++++ SUPPLIED ENTRIES
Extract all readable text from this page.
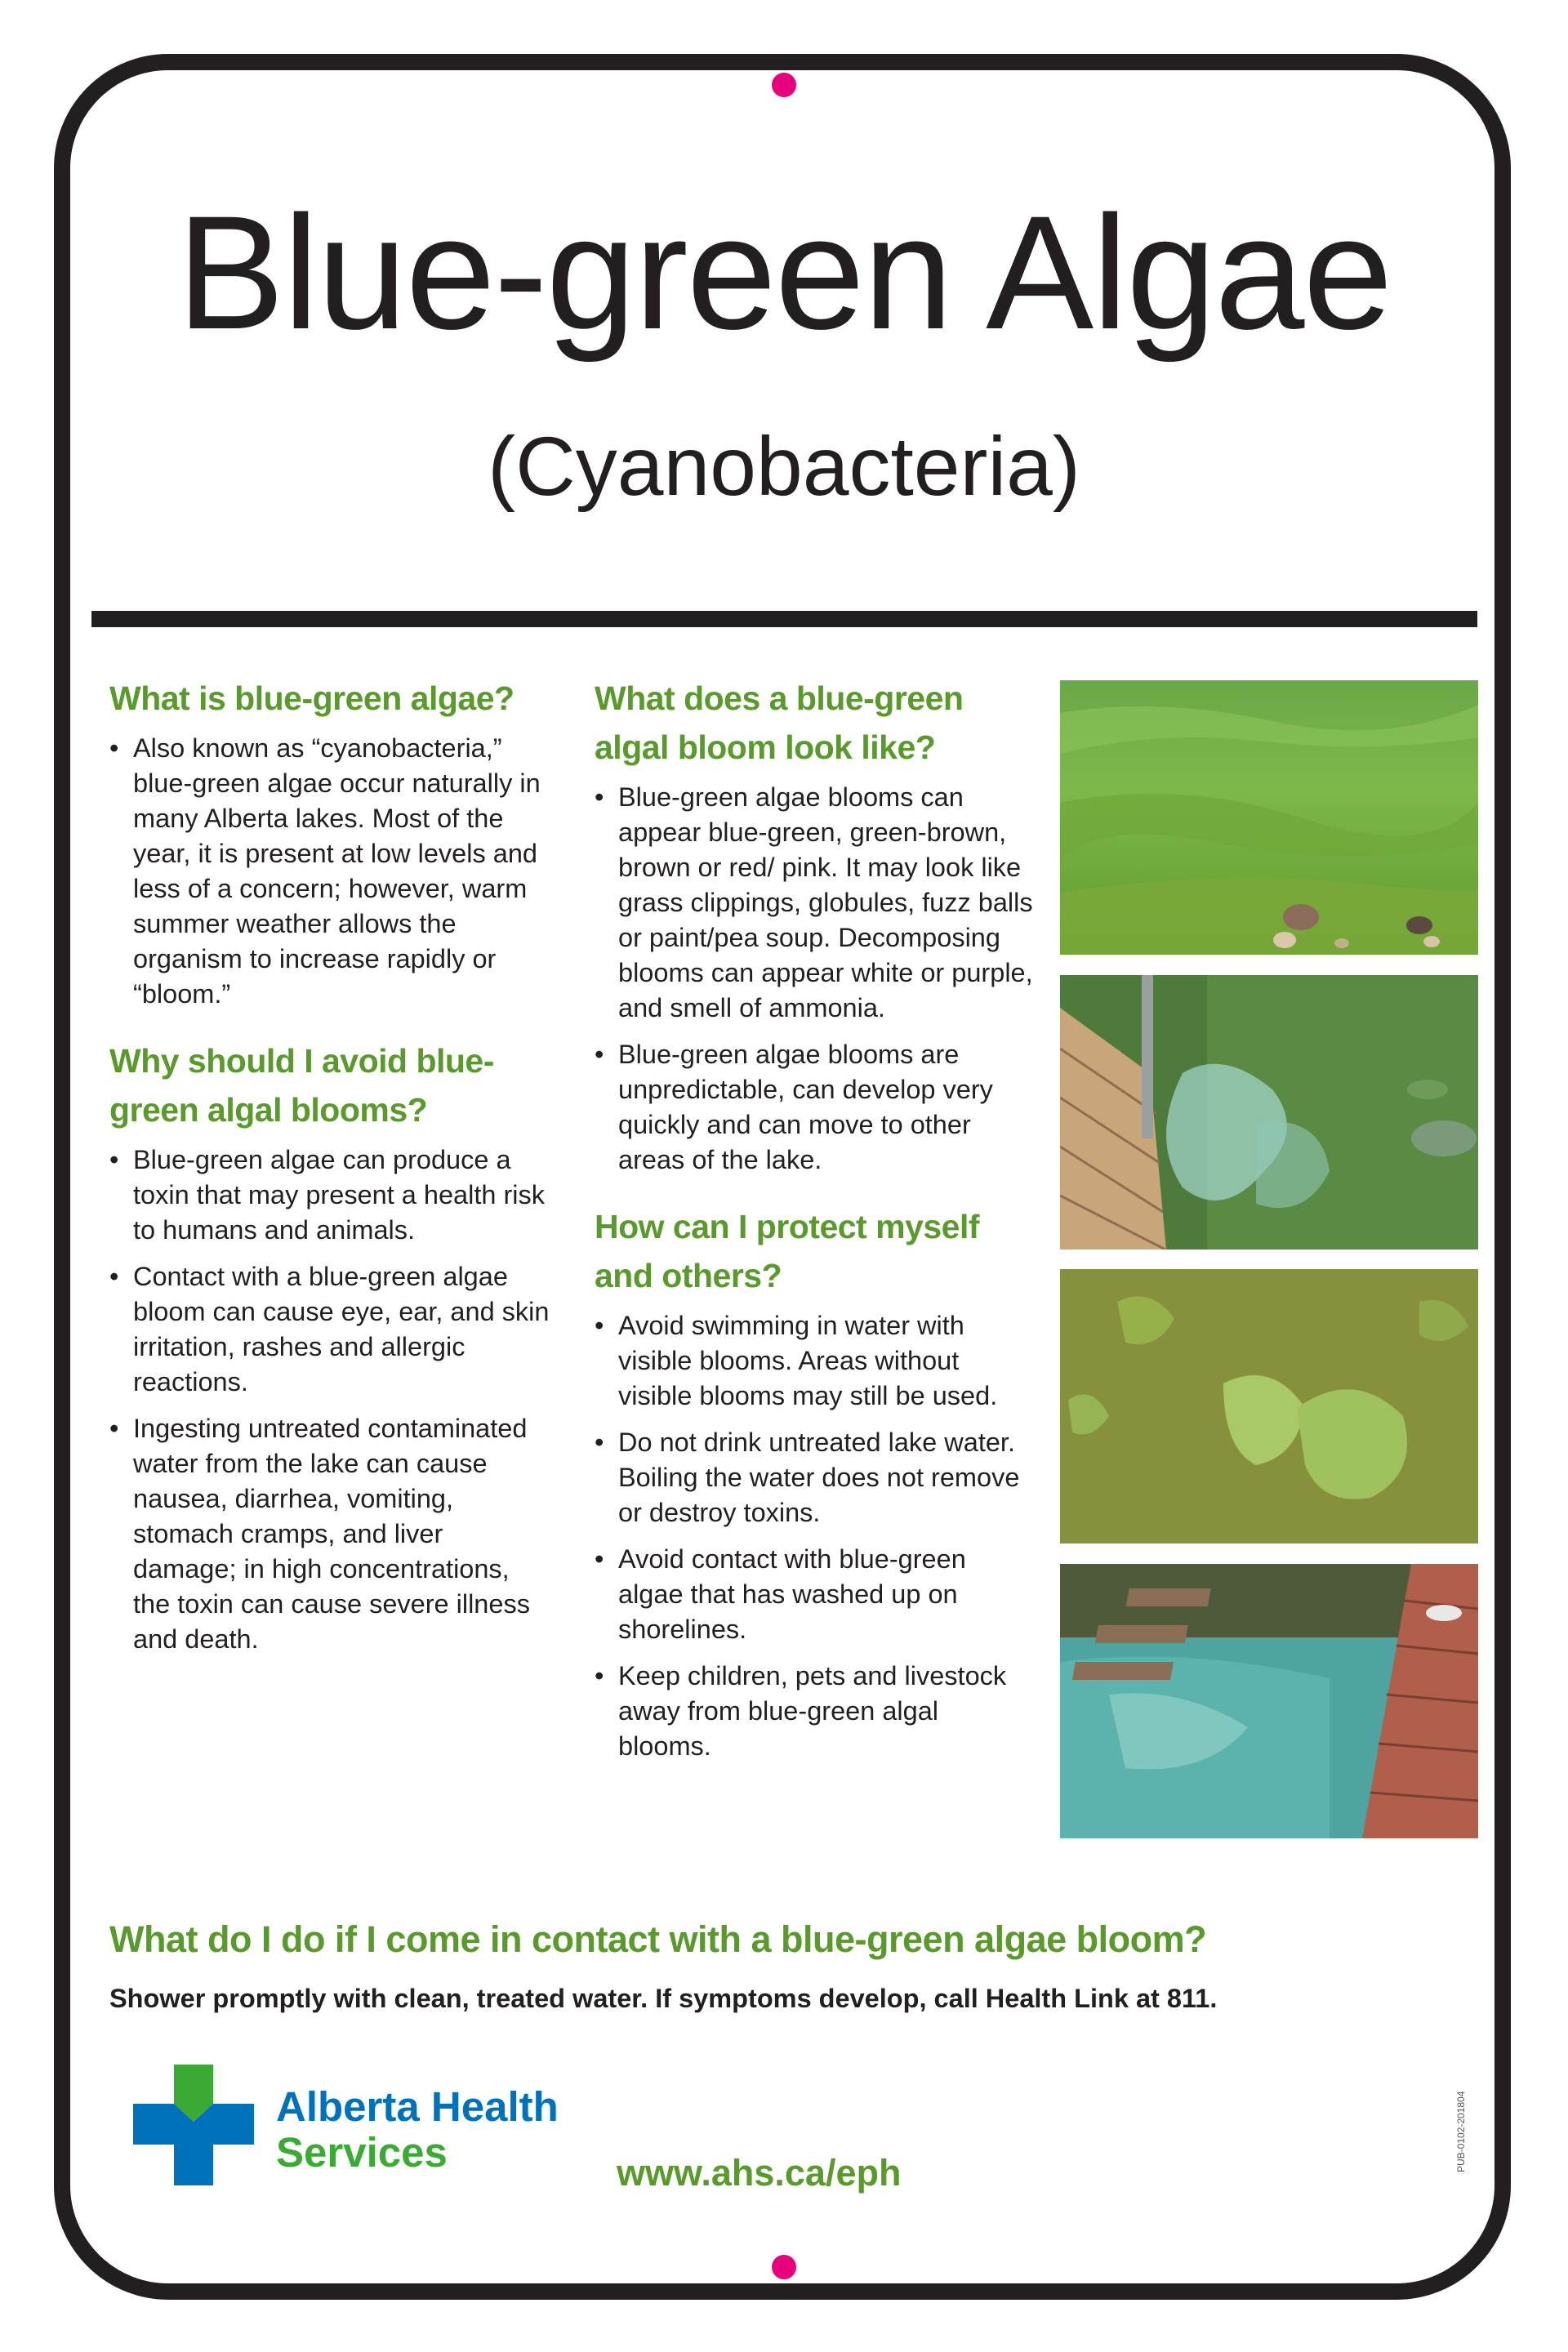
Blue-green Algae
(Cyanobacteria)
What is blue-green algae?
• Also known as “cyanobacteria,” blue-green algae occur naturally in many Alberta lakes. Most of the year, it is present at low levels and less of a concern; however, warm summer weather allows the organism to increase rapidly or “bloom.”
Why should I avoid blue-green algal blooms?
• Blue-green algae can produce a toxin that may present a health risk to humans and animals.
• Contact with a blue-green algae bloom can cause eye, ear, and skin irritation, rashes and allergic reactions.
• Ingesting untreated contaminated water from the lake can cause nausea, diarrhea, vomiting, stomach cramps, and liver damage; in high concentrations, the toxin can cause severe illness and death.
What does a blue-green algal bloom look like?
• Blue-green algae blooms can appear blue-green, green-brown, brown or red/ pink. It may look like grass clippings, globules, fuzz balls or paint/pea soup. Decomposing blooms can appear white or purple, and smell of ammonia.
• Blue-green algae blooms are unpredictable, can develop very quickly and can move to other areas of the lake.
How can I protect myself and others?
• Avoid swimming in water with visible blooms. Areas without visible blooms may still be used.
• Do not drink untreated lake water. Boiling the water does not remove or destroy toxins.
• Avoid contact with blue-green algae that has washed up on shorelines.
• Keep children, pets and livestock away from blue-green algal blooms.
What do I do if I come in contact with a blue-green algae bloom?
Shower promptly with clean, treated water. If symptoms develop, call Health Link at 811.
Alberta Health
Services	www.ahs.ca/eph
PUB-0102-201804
++++++++
++++ SUPPLIED ENTRIES
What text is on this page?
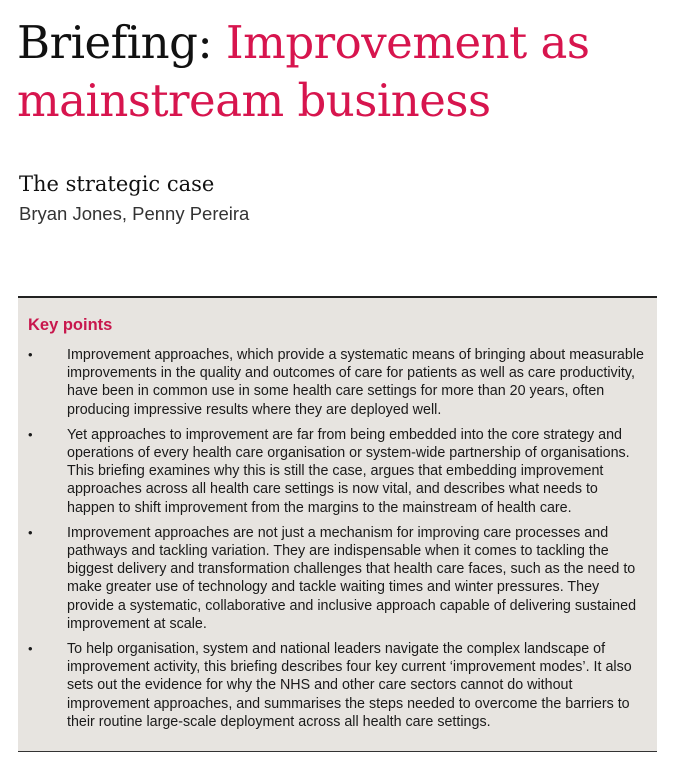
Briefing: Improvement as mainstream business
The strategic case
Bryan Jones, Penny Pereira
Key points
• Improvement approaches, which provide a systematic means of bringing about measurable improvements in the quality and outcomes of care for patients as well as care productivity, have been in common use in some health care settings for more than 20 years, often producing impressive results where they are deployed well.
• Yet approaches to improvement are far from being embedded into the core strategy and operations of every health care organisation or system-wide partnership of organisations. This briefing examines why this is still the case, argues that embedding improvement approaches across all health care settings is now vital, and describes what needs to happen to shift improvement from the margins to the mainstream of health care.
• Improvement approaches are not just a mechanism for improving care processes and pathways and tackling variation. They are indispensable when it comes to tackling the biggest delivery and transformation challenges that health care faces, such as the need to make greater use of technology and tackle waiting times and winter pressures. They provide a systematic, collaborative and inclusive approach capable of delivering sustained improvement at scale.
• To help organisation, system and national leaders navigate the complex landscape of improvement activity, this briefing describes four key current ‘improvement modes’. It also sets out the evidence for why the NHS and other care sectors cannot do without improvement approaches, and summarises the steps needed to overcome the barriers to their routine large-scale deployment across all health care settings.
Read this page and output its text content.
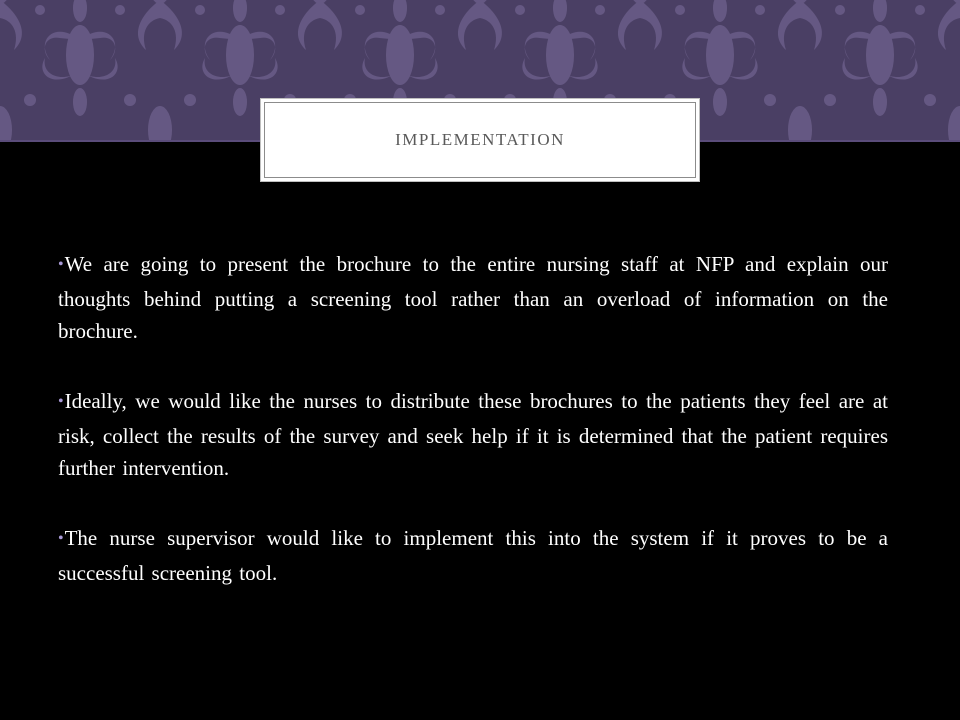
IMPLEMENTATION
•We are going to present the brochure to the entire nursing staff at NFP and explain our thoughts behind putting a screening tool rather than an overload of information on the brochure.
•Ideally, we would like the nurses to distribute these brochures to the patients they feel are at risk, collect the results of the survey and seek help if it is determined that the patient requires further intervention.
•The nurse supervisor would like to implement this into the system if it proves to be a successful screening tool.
++++++++
### WHAT IS NEEDED
Only lines with the word "cause" belong in the answer; copy each of them from the material above.

### RESPONSE TO THE TASK
• Contact with a blue-green algae bloom can cause eye, ear, and skin irritation, rashes and allergic reactions.
• Ingesting untreated contaminated water from the lake can cause nausea, diarrhea, vomiting, stomach cramps, and liver damage; in high concentrations, the toxin can cause severe illness and death.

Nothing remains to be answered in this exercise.